→ Objective
Find every line in the records below that contains the word "text", and copy each such line.

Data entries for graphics
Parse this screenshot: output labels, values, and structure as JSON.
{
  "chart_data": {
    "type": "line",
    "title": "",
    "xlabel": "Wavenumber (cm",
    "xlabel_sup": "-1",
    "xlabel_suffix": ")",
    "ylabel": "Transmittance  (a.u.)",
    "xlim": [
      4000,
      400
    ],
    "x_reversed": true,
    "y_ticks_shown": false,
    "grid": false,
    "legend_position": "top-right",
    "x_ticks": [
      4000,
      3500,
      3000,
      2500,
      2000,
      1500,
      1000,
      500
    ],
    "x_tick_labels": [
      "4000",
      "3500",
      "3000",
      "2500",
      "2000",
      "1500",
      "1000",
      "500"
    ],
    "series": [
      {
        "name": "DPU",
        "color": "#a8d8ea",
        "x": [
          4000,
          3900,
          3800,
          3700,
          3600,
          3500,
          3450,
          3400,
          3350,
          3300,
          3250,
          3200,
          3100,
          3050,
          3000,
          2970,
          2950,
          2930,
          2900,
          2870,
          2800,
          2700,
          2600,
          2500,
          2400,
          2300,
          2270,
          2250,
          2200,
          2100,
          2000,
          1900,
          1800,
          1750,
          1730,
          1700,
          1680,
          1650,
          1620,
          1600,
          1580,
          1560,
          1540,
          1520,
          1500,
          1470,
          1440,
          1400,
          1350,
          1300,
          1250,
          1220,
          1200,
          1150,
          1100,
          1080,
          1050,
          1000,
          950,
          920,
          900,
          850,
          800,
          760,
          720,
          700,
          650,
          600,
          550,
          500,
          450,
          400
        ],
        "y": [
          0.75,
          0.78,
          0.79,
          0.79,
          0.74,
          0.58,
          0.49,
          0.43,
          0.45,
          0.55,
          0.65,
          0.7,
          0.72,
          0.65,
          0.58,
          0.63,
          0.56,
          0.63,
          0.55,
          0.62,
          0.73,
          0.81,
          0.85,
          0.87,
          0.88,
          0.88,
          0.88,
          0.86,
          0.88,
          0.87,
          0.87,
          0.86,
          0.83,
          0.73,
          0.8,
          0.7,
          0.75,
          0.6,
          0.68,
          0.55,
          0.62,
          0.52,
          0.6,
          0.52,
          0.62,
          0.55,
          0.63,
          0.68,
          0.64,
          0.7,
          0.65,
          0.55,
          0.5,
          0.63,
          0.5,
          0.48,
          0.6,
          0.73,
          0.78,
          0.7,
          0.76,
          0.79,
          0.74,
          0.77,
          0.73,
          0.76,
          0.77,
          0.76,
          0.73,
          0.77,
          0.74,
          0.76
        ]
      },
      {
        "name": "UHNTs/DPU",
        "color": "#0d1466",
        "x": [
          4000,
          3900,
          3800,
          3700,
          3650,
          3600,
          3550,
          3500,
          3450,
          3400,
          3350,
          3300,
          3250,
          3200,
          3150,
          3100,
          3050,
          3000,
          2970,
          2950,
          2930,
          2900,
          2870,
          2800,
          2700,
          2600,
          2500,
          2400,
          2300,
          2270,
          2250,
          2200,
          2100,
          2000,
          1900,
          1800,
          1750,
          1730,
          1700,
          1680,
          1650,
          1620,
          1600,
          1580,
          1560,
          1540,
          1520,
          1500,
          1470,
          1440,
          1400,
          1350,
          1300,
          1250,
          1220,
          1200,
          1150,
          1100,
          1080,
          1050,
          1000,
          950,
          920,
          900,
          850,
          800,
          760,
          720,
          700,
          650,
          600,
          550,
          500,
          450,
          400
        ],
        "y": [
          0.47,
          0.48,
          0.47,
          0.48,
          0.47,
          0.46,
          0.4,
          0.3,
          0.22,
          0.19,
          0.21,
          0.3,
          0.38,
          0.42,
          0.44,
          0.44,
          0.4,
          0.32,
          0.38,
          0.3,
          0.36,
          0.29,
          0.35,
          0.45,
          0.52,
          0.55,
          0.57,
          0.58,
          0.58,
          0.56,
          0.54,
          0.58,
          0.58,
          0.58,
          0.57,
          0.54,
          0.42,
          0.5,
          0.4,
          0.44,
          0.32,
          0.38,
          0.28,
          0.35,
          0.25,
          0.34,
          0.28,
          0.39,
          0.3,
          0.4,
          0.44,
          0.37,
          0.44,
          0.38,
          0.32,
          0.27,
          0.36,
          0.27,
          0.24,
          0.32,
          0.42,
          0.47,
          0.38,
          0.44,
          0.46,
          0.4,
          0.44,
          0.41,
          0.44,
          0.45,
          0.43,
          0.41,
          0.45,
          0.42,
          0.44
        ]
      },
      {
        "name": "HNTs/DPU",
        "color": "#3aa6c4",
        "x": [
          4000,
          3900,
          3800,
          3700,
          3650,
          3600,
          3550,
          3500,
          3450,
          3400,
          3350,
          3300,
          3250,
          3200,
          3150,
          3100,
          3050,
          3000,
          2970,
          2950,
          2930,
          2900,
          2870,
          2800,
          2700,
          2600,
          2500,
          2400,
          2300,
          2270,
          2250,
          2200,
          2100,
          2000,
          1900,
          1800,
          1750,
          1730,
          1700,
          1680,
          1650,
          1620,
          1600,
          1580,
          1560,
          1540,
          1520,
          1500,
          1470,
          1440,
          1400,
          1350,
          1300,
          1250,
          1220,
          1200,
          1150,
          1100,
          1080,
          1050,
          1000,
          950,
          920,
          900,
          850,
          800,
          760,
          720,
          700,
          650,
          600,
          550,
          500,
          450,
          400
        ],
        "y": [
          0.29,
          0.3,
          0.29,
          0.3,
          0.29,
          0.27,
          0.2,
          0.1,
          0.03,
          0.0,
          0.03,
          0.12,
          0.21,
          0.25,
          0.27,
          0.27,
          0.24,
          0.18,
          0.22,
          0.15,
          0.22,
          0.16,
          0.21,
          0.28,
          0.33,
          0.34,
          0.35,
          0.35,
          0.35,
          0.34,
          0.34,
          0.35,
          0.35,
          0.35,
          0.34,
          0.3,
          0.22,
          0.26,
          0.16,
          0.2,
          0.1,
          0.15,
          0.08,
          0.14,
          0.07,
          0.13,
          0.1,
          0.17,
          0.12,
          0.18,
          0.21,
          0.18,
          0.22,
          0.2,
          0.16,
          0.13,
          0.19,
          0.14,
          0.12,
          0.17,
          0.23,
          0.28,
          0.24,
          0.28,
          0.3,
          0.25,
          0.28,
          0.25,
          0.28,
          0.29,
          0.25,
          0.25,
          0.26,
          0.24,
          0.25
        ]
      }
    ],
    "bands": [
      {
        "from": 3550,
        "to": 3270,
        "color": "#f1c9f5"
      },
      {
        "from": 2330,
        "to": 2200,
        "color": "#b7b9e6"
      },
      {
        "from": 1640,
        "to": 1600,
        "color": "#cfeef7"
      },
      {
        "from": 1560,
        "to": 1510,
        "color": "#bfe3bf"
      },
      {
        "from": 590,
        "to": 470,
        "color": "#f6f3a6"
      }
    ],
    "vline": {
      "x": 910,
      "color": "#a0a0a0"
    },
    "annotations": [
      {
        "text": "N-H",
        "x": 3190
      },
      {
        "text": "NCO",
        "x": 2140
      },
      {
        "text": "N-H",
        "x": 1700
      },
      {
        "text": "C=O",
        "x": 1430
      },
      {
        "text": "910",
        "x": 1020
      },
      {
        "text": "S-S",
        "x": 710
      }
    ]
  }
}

→ Result of this task
        "text": "N-H",
        "text": "NCO",
        "text": "N-H",
        "text": "C=O",
        "text": "910",
        "text": "S-S",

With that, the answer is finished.